Start of Data for this exercise
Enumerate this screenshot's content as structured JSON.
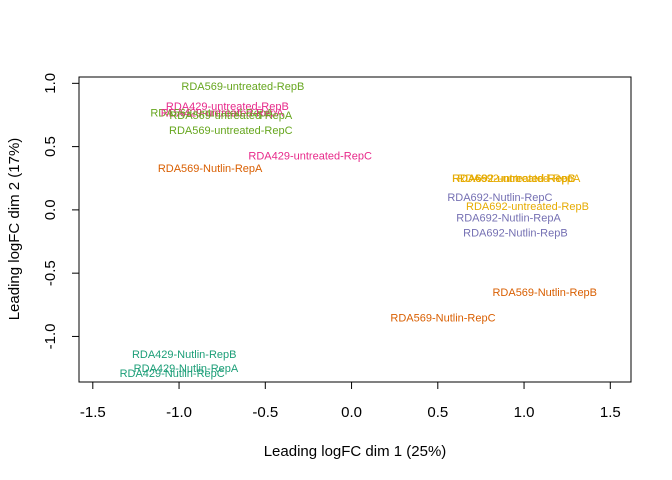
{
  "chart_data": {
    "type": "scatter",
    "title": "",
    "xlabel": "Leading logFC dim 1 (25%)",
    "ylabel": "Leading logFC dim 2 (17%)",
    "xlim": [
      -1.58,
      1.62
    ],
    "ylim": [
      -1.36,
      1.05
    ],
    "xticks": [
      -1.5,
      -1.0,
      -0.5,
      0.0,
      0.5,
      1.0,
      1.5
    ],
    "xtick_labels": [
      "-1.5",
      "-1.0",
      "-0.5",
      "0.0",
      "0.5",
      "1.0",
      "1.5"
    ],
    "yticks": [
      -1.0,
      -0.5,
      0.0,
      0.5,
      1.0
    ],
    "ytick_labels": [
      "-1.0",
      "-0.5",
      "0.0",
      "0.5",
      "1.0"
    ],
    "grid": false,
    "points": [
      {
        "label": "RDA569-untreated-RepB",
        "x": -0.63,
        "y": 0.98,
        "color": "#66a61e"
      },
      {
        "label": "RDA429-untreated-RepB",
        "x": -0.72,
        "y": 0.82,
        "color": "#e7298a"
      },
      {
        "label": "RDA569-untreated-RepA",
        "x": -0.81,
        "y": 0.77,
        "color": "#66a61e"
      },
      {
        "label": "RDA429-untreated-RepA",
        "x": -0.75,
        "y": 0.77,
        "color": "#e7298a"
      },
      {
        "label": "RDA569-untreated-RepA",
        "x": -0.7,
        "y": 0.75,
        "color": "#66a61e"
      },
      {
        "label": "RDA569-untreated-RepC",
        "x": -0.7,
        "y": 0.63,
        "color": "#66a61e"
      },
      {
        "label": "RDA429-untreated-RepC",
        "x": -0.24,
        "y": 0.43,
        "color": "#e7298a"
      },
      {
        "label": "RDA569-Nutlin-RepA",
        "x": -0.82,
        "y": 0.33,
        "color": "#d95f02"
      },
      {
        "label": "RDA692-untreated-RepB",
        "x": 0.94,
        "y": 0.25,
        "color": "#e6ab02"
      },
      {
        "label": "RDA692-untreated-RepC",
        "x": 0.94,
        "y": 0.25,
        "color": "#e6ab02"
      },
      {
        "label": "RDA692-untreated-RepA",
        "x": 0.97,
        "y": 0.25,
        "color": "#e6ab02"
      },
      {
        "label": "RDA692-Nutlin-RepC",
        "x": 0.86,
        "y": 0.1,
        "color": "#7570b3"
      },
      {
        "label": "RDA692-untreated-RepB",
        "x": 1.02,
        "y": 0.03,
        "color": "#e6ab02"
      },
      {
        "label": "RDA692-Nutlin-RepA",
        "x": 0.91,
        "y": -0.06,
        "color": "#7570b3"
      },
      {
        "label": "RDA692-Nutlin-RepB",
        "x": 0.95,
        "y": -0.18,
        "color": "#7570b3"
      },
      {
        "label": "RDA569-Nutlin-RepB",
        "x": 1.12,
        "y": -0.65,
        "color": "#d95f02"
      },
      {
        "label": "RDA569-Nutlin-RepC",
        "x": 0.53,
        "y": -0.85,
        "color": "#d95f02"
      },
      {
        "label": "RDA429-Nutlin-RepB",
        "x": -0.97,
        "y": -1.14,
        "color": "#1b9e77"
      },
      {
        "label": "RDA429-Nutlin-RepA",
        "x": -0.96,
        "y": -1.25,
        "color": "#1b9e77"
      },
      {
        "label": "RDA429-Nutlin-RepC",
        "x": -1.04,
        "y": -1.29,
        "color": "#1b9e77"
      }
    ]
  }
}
End of Data for this exercise
Start of Data for this exercise
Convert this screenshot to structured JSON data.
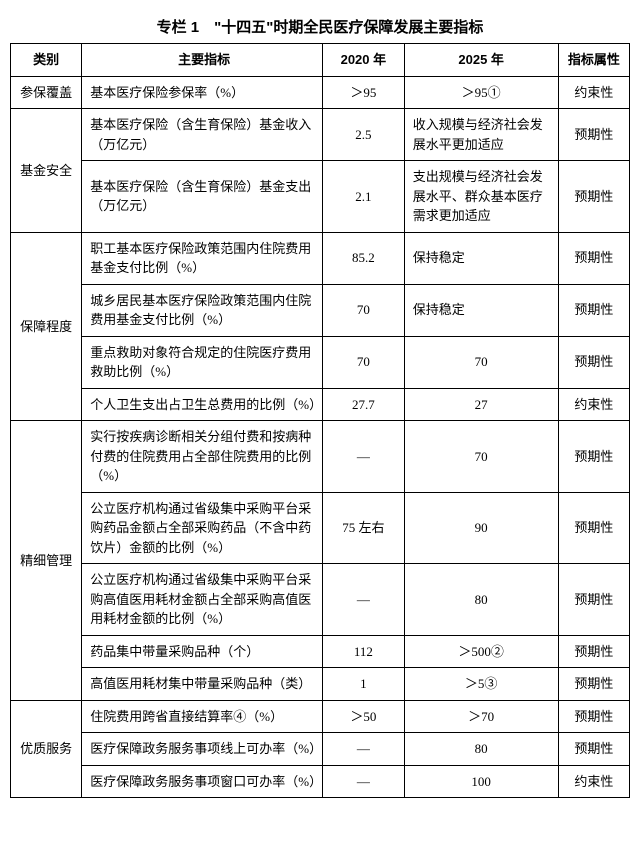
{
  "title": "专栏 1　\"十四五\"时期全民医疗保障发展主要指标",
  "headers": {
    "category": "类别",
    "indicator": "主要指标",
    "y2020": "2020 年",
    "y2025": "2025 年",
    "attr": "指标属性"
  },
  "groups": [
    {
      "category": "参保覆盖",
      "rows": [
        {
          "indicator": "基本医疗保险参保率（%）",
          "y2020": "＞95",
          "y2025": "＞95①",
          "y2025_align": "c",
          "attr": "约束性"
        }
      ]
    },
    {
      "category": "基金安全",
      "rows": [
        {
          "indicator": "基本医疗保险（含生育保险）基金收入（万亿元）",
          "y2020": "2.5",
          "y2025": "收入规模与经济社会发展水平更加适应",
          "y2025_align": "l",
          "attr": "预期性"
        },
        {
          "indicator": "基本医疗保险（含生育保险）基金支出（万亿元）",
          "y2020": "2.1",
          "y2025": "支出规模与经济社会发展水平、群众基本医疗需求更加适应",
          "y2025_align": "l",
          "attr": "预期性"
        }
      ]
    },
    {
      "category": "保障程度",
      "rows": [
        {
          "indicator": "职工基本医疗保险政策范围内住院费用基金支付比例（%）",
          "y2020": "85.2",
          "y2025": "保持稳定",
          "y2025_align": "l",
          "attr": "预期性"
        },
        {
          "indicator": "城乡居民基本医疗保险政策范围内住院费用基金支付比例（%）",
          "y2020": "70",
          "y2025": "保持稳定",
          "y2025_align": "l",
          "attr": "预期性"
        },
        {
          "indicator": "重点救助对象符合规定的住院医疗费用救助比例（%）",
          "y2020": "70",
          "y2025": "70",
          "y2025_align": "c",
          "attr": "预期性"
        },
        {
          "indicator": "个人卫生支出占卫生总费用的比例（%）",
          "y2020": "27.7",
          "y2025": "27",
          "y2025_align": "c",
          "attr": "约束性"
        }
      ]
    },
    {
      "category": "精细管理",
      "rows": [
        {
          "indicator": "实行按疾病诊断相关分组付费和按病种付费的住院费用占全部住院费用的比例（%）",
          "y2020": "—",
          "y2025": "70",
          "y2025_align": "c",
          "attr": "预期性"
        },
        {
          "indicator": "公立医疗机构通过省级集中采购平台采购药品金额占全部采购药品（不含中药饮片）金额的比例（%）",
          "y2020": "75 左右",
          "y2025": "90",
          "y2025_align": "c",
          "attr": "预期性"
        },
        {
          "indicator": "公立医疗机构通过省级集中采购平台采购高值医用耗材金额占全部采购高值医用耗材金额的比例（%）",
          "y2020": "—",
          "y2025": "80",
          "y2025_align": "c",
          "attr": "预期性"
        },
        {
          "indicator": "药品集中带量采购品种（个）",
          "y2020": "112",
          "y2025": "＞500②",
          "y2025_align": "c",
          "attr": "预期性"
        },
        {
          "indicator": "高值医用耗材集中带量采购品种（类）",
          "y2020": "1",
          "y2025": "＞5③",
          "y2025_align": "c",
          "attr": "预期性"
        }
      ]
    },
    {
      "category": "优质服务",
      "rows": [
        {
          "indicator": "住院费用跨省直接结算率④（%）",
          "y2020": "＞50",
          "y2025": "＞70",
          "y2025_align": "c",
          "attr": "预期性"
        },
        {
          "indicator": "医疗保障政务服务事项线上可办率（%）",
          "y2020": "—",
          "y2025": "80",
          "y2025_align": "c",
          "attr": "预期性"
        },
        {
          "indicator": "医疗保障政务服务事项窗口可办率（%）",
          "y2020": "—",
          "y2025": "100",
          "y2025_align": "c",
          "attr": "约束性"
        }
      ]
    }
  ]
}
End of Data for this exercise
Start of Data for this exercise
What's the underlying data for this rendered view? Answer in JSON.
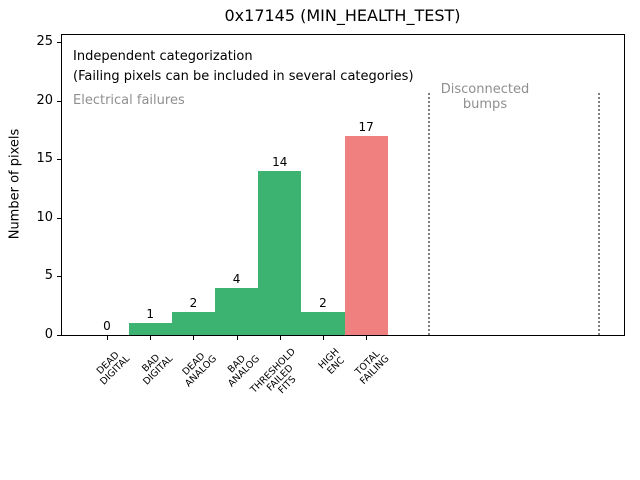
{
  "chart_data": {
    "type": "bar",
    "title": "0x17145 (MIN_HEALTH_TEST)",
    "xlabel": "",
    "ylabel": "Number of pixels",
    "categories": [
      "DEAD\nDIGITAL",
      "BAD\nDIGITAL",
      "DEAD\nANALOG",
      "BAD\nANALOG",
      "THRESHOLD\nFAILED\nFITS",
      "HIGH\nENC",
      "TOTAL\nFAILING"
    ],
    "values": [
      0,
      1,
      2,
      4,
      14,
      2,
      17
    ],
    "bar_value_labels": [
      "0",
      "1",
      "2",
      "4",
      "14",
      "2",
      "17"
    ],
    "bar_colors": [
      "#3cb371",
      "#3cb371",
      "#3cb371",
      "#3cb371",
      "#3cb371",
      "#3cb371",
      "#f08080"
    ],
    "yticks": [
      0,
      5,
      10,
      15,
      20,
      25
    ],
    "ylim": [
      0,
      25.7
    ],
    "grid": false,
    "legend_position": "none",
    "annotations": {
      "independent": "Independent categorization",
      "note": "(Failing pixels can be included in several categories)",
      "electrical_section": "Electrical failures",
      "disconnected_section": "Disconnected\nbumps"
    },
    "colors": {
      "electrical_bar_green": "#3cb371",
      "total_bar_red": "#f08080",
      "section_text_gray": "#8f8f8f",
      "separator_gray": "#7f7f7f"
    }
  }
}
End of Data for this exercise
Exercise requirements => Your task is to report how many lines of the material include the string "screenshot". Give the number and no other words.

Result for this exercise => 2